== WORK INSTRUCTIONS ==
1. Return the text of the virtual memory claims starting with "3. The system" and going on through "and said general memory access processor.", copied word for word.
2. Answer these questions about the virtual memory claims:
(a) In claim 1, what component couples to the antenna?
(b) In claim 2, what transfers information between the primary and secondary memory units?
(c) In claim 4, what kind of memory does the secondary memory unit comprise?

1. A system, comprising:
an antenna;
a transceiver to couple to said antenna;
a processor to couple to said transceiver; and
a virtual memory system to couple with said processor, said virtual memory system comprising:
a primary memory unit;
a secondary memory unit; and
a general memory access processor to couple to said primary memory unit and said secondary memory unit, said general memory access processor to control virtual memory management operations for said processor using said primary memory unit and said secondary memory unit in response to requests for information received from said processor.
2. The system of claim 1, further comprising a direct memory access controller to couple said primary memory unit with said secondary memory unit, said direct memory access controller to transfer information between said primary and secondary memory units in response to control signals from said general memory access processor.
3. The system of claim 1, further comprising a buffer to store information communicated between said memory units, and between said memory units and said general memory access processor.
4. The system of claim 1, wherein said primary memory unit comprises random access memory and said secondary memory unit comprises flash memory.

== GIVEN RECORDS ==

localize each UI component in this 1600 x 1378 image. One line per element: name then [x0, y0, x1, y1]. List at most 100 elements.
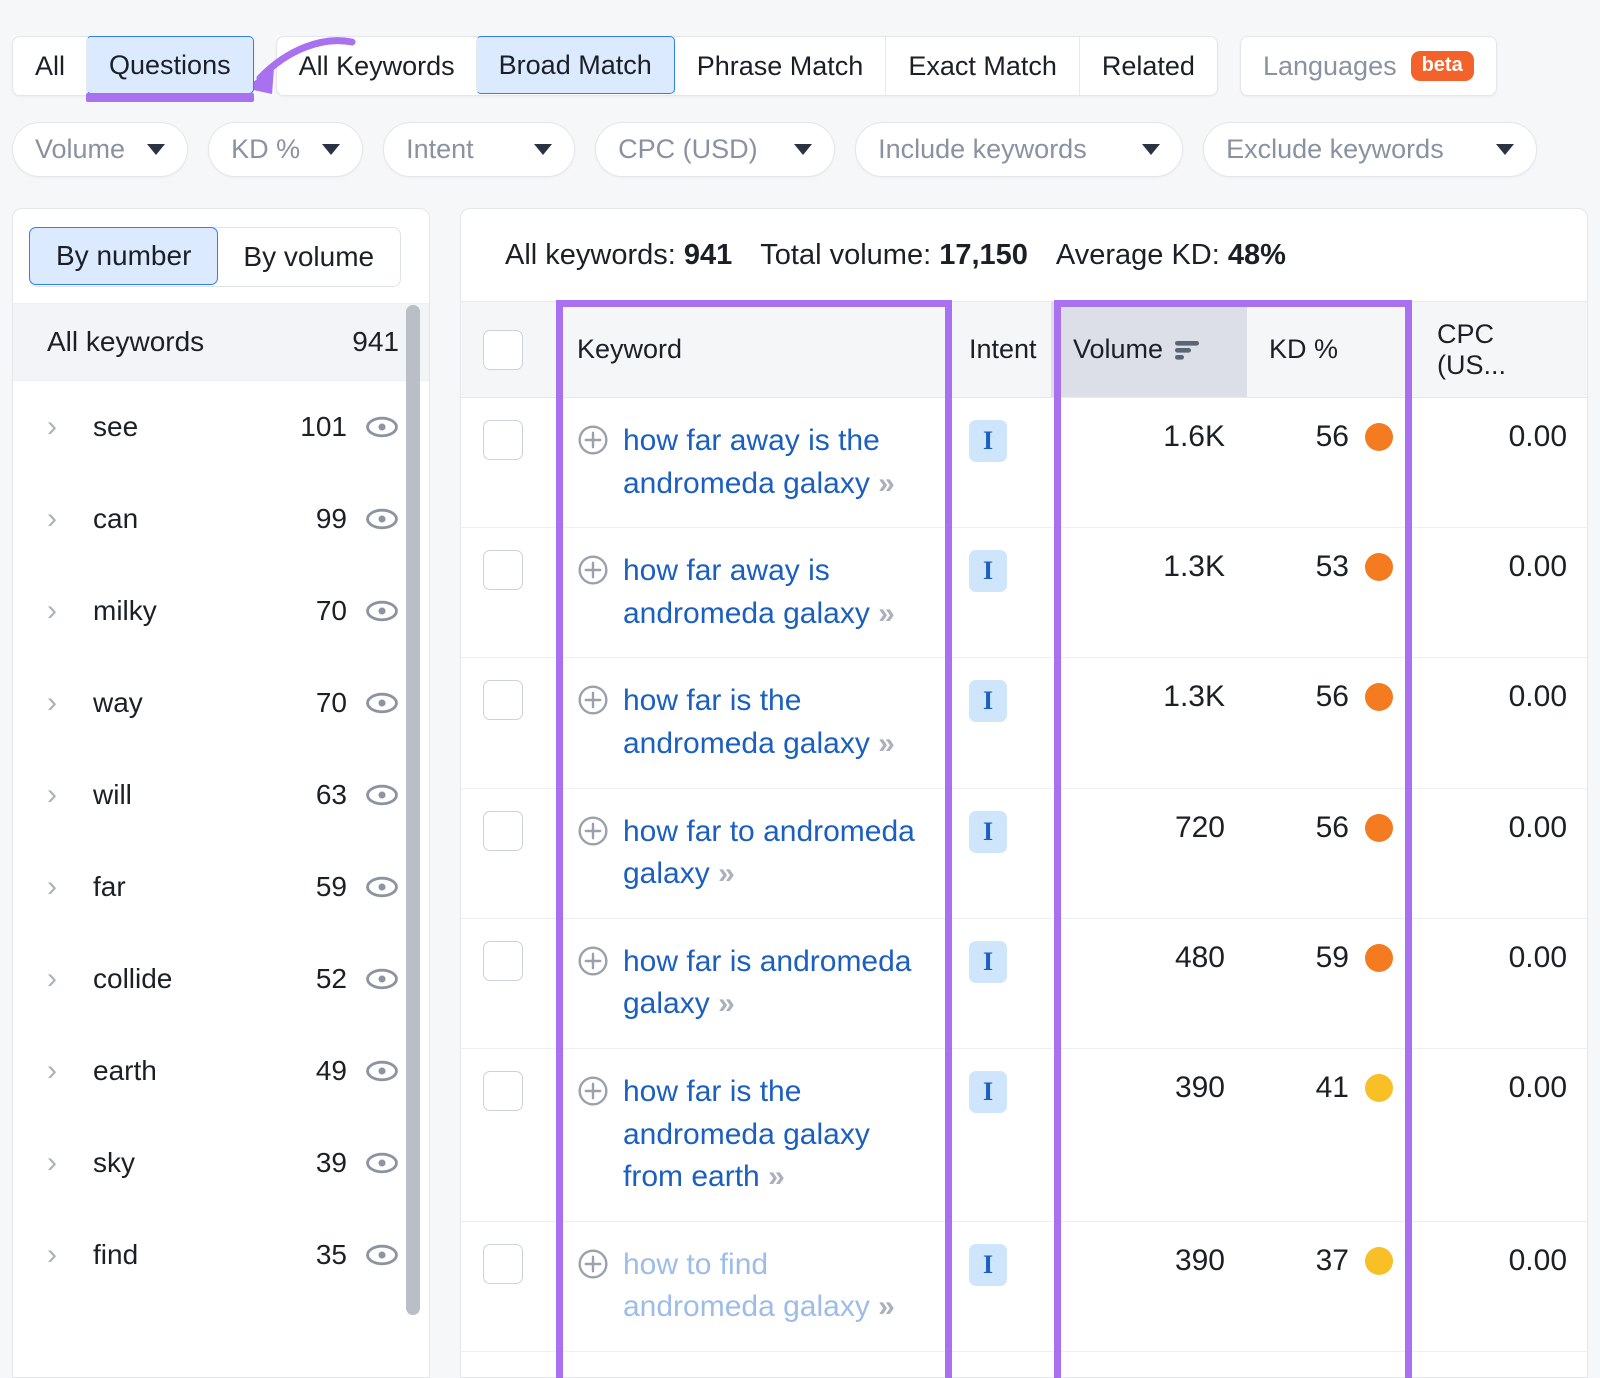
sidebar-group-row[interactable]: ›sky39 [13, 1117, 429, 1209]
cell-keyword[interactable]: how far away is the andromeda galaxy » [555, 398, 947, 528]
cell-keyword[interactable]: how far is the andromeda galaxy from ear… [555, 1048, 947, 1221]
table-row[interactable]: how far away is andromeda galaxy » I1.3K… [461, 528, 1588, 658]
cell-select[interactable] [461, 1048, 555, 1221]
add-keyword-icon[interactable] [577, 815, 609, 847]
sidebar-group-row[interactable]: ›can99 [13, 473, 429, 565]
cell-select[interactable] [461, 918, 555, 1048]
eye-icon[interactable] [365, 1054, 399, 1088]
eye-icon[interactable] [365, 410, 399, 444]
header-keyword[interactable]: Keyword [555, 302, 947, 398]
table-row[interactable]: how far is the andromeda galaxy » I1.3K … [461, 658, 1588, 788]
double-chevron-icon[interactable]: » [878, 727, 893, 760]
eye-icon[interactable] [365, 778, 399, 812]
double-chevron-icon[interactable]: » [878, 597, 893, 630]
eye-icon[interactable] [365, 686, 399, 720]
add-keyword-icon[interactable] [577, 424, 609, 456]
sidebar-group-row[interactable]: ›earth49 [13, 1025, 429, 1117]
add-keyword-icon[interactable] [577, 1248, 609, 1280]
chevron-right-icon[interactable]: › [47, 504, 75, 534]
filter-volume[interactable]: Volume [12, 122, 188, 177]
double-chevron-icon[interactable]: » [878, 467, 893, 500]
table-row[interactable]: how far is the andromeda galaxy from ear… [461, 1048, 1588, 1221]
row-checkbox[interactable] [483, 550, 523, 590]
keyword-link[interactable]: how to find andromeda galaxy [623, 1248, 870, 1324]
row-checkbox[interactable] [483, 420, 523, 460]
row-checkbox[interactable] [483, 811, 523, 851]
filter-cpc[interactable]: CPC (USD) [595, 122, 835, 177]
sidebar-all-keywords-row[interactable]: All keywords 941 [13, 303, 429, 381]
cell-select[interactable] [461, 658, 555, 788]
eye-icon[interactable] [365, 1238, 399, 1272]
sidebar-group-row[interactable]: ›far59 [13, 841, 429, 933]
table-row[interactable]: how far is andromeda galaxy » I480 59 0.… [461, 918, 1588, 1048]
sidebar-group-row[interactable]: ›way70 [13, 657, 429, 749]
cell-keyword[interactable]: how far is andromeda galaxy » [555, 918, 947, 1048]
row-checkbox[interactable] [483, 680, 523, 720]
cell-select[interactable] [461, 1221, 555, 1351]
segment-by-number[interactable]: By number [29, 227, 218, 285]
add-keyword-icon[interactable] [577, 1075, 609, 1107]
chevron-right-icon[interactable]: › [47, 596, 75, 626]
tab-phrase-match[interactable]: Phrase Match [674, 37, 886, 95]
tab-broad-match[interactable]: Broad Match [476, 36, 675, 94]
row-checkbox[interactable] [483, 941, 523, 981]
segment-by-volume[interactable]: By volume [217, 228, 400, 286]
tab-exact-match[interactable]: Exact Match [885, 37, 1079, 95]
tab-all-keywords[interactable]: All Keywords [277, 37, 477, 95]
chevron-right-icon[interactable]: › [47, 1240, 75, 1270]
keyword-link[interactable]: how far is the andromeda galaxy from ear… [623, 1075, 870, 1193]
cell-keyword[interactable]: how far is the andromeda galaxy » [555, 658, 947, 788]
table-row[interactable]: how to find andromeda galaxy » I390 37 0… [461, 1221, 1588, 1351]
header-cpc[interactable]: CPC (US... [1415, 302, 1588, 398]
sidebar-scrollbar[interactable] [406, 305, 420, 1315]
row-checkbox[interactable] [483, 1071, 523, 1111]
sidebar-group-row[interactable]: ›see101 [13, 381, 429, 473]
tab-all[interactable]: All [13, 37, 87, 95]
table-row[interactable]: how far away is the andromeda galaxy » I… [461, 398, 1588, 528]
keyword-link[interactable]: how far away is the andromeda galaxy [623, 424, 880, 500]
cell-keyword[interactable]: how to find andromeda galaxy » [555, 1221, 947, 1351]
add-keyword-icon[interactable] [577, 554, 609, 586]
eye-icon[interactable] [365, 502, 399, 536]
double-chevron-icon[interactable]: » [718, 987, 733, 1020]
chevron-right-icon[interactable]: › [47, 872, 75, 902]
chevron-right-icon[interactable]: › [47, 964, 75, 994]
tab-languages[interactable]: Languages beta [1241, 37, 1496, 95]
eye-icon[interactable] [365, 594, 399, 628]
select-all-checkbox[interactable] [483, 330, 523, 370]
filter-exclude-keywords[interactable]: Exclude keywords [1203, 122, 1537, 177]
header-intent[interactable]: Intent [947, 302, 1051, 398]
cell-select[interactable] [461, 528, 555, 658]
chevron-right-icon[interactable]: › [47, 1148, 75, 1178]
chevron-right-icon[interactable]: › [47, 688, 75, 718]
keyword-link[interactable]: how far is andromeda galaxy [623, 945, 912, 1021]
sidebar-group-row[interactable]: ›collide52 [13, 933, 429, 1025]
sidebar-group-row[interactable]: ›will63 [13, 749, 429, 841]
eye-icon[interactable] [365, 870, 399, 904]
cell-select[interactable] [461, 398, 555, 528]
header-kd[interactable]: KD % [1247, 302, 1415, 398]
filter-kd[interactable]: KD % [208, 122, 363, 177]
chevron-right-icon[interactable]: › [47, 780, 75, 810]
cell-keyword[interactable]: how far away is andromeda galaxy » [555, 528, 947, 658]
tab-questions[interactable]: Questions [86, 36, 254, 94]
sidebar-group-row[interactable]: ›milky70 [13, 565, 429, 657]
double-chevron-icon[interactable]: » [718, 857, 733, 890]
row-checkbox[interactable] [483, 1244, 523, 1284]
header-select-all[interactable] [461, 302, 555, 398]
filter-include-keywords[interactable]: Include keywords [855, 122, 1183, 177]
table-row[interactable]: how far to andromeda galaxy » I720 56 0.… [461, 788, 1588, 918]
keyword-link[interactable]: how far to andromeda galaxy [623, 815, 915, 891]
sidebar-group-row[interactable]: ›find35 [13, 1209, 429, 1301]
double-chevron-icon[interactable]: » [878, 1290, 893, 1323]
keyword-link[interactable]: how far is the andromeda galaxy [623, 684, 870, 760]
add-keyword-icon[interactable] [577, 945, 609, 977]
eye-icon[interactable] [365, 1146, 399, 1180]
header-volume[interactable]: Volume [1051, 302, 1247, 398]
chevron-right-icon[interactable]: › [47, 412, 75, 442]
filter-intent[interactable]: Intent [383, 122, 575, 177]
chevron-right-icon[interactable]: › [47, 1056, 75, 1086]
eye-icon[interactable] [365, 962, 399, 996]
cell-select[interactable] [461, 788, 555, 918]
double-chevron-icon[interactable]: » [768, 1160, 783, 1193]
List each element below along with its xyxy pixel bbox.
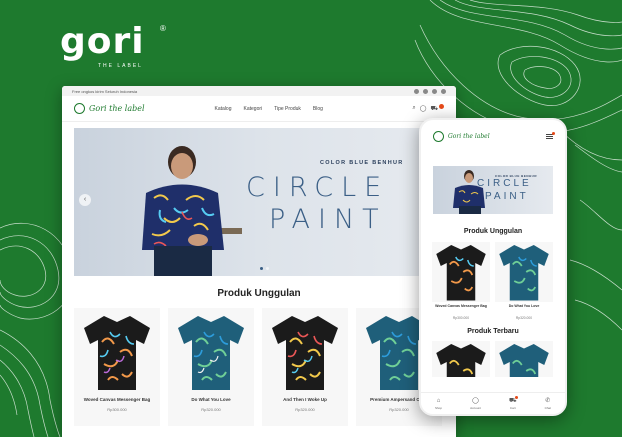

== ANSWER LIST ==
1.
3. The system of claim 1, further comprising a buffer to store information communicated between said memory units, and between said memory units and said general memory access processor.

2.
(a) A transceiver.
(b) A direct memory access controller.
(c) Flash memory.